Start DATA SUPPLIED

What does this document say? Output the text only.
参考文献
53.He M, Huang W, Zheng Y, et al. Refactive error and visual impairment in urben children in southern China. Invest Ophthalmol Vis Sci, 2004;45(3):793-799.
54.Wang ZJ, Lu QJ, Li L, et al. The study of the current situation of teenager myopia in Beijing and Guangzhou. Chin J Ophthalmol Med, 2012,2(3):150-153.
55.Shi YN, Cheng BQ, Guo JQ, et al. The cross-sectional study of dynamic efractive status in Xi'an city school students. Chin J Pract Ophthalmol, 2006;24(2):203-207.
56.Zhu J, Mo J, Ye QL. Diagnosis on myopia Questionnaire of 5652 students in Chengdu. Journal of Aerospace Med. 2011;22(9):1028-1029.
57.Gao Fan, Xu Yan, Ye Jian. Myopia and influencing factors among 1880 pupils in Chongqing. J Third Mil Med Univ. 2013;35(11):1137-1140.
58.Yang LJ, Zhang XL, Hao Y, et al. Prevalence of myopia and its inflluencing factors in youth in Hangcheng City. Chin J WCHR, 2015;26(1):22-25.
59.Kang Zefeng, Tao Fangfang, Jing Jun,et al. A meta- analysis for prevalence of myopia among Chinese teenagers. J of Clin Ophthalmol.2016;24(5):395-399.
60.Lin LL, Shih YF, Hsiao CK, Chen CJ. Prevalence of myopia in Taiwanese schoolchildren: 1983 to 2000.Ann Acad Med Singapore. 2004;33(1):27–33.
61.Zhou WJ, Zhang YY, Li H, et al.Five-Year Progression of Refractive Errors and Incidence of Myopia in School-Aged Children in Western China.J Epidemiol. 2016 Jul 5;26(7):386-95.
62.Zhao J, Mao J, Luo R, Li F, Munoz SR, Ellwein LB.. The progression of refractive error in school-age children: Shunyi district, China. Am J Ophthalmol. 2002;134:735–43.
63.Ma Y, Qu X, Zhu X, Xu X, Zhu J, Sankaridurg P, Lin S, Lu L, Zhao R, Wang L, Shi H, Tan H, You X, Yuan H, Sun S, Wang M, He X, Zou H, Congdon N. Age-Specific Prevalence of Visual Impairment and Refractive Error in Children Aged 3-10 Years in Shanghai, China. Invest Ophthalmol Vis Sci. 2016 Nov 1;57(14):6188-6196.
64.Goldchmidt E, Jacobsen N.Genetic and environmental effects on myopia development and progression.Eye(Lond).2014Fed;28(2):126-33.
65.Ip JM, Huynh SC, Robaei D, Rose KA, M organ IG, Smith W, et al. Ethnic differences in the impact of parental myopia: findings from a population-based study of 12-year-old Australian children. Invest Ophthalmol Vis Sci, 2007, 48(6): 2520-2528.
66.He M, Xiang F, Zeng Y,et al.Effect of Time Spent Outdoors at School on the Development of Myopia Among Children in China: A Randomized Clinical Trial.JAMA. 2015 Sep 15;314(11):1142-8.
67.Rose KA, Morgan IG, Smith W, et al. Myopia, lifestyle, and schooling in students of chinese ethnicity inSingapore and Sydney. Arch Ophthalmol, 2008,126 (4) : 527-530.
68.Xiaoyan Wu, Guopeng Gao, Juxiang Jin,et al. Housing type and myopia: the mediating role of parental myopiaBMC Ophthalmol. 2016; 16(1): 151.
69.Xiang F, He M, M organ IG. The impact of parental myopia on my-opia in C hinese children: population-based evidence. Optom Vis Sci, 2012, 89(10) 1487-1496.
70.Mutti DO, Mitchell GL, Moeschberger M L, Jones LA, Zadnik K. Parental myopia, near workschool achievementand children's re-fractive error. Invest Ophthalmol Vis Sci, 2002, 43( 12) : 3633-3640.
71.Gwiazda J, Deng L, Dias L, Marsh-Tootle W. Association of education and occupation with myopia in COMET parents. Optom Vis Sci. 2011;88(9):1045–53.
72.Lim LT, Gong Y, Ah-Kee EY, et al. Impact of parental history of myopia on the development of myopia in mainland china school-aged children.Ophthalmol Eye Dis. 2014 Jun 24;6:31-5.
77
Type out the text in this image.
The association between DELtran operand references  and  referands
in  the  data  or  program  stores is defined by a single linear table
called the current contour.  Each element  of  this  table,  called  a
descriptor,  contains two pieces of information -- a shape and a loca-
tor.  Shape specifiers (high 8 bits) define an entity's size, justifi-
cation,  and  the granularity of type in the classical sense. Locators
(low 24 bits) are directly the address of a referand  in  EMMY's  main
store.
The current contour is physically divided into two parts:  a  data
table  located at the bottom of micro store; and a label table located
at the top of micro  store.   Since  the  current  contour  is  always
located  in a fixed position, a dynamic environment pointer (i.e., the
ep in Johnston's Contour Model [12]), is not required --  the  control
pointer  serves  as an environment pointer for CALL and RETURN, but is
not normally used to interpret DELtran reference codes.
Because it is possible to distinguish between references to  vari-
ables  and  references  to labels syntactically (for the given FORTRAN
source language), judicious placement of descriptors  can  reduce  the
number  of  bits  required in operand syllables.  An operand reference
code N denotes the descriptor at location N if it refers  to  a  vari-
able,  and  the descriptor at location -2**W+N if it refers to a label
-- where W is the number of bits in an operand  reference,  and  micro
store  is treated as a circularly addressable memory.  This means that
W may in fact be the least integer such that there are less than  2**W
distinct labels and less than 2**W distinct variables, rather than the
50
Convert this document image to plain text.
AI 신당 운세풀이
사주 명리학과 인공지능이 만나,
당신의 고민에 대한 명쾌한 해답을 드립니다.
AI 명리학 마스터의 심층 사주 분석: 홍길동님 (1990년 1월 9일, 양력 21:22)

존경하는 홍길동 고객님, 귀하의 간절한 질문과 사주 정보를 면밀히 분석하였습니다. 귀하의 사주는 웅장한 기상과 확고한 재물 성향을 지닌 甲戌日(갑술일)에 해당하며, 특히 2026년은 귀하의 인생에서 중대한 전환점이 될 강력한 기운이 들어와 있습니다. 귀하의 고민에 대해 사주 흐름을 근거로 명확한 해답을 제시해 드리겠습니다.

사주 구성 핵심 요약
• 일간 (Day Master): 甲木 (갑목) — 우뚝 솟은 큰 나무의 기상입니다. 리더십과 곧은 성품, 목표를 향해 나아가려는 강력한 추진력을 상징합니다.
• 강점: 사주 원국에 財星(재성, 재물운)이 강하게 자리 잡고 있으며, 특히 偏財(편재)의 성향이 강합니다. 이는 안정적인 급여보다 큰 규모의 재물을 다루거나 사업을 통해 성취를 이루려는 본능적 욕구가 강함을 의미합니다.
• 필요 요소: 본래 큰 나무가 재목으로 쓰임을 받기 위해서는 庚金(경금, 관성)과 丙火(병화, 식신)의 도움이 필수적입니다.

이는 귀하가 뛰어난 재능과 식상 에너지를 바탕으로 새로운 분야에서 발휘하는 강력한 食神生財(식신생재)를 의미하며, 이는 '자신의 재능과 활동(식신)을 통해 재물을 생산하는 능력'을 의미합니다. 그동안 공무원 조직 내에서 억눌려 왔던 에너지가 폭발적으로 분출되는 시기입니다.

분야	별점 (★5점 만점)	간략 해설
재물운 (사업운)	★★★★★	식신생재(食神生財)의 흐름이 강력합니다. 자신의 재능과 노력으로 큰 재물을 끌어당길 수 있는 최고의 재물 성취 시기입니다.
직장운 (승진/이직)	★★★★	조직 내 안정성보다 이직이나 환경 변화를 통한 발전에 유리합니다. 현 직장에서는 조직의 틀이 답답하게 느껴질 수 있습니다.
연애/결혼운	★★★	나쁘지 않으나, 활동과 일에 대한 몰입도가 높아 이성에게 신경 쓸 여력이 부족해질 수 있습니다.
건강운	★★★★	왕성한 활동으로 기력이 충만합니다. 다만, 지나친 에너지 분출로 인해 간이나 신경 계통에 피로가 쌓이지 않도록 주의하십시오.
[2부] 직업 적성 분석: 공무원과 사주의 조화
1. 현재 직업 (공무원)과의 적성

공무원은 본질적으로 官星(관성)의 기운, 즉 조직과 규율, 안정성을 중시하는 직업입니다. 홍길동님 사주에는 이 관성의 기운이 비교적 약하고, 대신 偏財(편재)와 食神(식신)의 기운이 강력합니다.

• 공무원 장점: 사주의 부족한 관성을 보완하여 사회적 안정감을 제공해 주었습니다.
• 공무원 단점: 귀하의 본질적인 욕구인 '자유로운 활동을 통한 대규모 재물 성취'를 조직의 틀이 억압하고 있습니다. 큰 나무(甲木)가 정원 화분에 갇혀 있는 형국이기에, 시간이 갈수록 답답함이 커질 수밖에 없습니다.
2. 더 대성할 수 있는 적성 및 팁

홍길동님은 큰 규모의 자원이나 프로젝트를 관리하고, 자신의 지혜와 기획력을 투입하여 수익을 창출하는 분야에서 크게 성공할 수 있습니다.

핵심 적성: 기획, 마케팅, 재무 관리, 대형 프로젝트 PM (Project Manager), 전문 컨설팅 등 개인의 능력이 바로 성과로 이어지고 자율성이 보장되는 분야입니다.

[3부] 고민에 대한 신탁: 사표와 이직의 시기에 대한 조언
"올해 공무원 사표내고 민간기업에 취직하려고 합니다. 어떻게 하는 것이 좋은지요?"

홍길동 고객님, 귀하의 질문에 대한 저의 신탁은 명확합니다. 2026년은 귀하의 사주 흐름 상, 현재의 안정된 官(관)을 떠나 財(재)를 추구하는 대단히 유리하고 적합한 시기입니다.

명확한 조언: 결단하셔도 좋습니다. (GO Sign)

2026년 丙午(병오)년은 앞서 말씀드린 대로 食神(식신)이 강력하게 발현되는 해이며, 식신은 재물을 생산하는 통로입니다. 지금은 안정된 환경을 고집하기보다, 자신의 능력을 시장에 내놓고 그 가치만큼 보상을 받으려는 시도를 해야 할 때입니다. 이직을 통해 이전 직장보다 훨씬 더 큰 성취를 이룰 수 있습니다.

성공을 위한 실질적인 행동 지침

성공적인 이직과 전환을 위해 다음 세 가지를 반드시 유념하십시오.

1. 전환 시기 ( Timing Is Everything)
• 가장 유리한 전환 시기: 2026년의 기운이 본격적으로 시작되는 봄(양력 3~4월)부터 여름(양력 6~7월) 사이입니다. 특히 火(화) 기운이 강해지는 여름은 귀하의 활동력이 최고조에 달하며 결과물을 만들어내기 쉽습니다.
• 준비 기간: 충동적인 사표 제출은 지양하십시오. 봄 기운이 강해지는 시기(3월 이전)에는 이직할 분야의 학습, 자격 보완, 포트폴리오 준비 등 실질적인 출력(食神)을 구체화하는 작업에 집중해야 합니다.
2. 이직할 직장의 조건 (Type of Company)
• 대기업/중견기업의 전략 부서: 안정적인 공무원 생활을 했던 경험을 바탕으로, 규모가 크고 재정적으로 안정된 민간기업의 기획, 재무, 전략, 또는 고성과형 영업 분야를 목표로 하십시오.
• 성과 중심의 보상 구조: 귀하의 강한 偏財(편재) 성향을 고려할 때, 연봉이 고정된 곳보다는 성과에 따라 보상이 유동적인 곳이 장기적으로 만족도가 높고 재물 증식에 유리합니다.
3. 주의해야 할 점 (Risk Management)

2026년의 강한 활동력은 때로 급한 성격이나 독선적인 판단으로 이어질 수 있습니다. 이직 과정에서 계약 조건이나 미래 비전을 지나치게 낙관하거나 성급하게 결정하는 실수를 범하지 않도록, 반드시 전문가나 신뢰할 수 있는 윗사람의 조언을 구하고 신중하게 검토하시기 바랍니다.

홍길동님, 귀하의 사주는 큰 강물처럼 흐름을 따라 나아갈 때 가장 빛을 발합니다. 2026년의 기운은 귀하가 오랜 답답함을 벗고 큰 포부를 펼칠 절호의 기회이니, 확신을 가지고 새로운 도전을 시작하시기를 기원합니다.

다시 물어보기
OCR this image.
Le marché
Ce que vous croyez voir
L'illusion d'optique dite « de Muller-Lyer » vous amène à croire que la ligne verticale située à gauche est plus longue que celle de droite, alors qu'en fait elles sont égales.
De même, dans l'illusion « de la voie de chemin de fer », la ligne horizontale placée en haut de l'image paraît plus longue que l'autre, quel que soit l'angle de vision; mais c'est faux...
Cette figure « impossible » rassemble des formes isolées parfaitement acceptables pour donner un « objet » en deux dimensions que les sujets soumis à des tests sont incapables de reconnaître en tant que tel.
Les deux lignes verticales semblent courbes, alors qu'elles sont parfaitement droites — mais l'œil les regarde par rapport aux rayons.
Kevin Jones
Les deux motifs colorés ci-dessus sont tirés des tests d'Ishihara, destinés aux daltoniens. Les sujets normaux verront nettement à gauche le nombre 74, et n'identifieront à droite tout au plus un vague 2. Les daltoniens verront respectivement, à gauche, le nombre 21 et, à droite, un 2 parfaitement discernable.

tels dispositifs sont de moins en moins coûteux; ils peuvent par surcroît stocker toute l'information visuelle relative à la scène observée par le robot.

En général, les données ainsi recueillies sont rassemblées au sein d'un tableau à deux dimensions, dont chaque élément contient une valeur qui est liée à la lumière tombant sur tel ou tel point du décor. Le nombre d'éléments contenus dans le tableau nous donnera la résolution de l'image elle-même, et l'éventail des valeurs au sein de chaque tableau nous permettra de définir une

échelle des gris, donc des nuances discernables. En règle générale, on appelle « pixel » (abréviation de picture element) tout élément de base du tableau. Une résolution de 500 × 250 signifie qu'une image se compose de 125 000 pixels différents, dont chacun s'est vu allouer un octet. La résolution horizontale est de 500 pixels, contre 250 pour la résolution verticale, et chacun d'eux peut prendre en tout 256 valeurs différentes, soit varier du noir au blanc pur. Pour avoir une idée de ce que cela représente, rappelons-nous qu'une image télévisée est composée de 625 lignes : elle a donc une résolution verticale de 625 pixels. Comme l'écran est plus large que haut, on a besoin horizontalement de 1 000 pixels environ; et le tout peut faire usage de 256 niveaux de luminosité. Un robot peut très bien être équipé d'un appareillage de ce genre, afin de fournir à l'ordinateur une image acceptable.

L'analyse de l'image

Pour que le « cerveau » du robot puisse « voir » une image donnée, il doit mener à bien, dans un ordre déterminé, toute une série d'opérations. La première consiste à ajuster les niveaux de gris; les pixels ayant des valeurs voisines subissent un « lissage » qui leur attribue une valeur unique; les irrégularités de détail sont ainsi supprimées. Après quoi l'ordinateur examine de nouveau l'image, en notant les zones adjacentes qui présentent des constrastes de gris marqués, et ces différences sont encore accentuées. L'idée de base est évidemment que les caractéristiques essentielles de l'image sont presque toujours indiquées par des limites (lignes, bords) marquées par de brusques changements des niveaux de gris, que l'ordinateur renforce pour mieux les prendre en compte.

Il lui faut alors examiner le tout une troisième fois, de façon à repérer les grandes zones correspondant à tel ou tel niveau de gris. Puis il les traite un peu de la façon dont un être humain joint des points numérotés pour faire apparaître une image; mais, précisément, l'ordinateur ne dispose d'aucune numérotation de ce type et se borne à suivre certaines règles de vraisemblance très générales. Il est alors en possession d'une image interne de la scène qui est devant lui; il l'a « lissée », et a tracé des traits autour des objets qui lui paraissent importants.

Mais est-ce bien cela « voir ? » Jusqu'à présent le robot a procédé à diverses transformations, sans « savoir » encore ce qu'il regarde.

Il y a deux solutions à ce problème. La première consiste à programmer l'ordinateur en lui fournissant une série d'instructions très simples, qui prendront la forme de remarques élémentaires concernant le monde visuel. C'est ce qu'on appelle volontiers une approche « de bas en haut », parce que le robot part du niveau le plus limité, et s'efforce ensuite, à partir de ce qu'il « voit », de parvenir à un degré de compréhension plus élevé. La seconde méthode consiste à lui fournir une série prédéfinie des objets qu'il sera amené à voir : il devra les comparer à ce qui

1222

End DATA SUPPLIED

- [WRITTEN TASK]:
Write out each line of the data that holds the string "食神生財".

- [SOLUTION FOR THIS TASK]:
이는 귀하가 뛰어난 재능과 식상 에너지를 바탕으로 새로운 분야에서 발휘하는 강력한 食神生財(식신생재)를 의미하며, 이는 '자신의 재능과 활동(식신)을 통해 재물을 생산하는 능력'을 의미합니다. 그동안 공무원 조직 내에서 억눌려 왔던 에너지가 폭발적으로 분출되는 시기입니다.
재물운 (사업운)	★★★★★	식신생재(食神生財)의 흐름이 강력합니다. 자신의 재능과 노력으로 큰 재물을 끌어당길 수 있는 최고의 재물 성취 시기입니다.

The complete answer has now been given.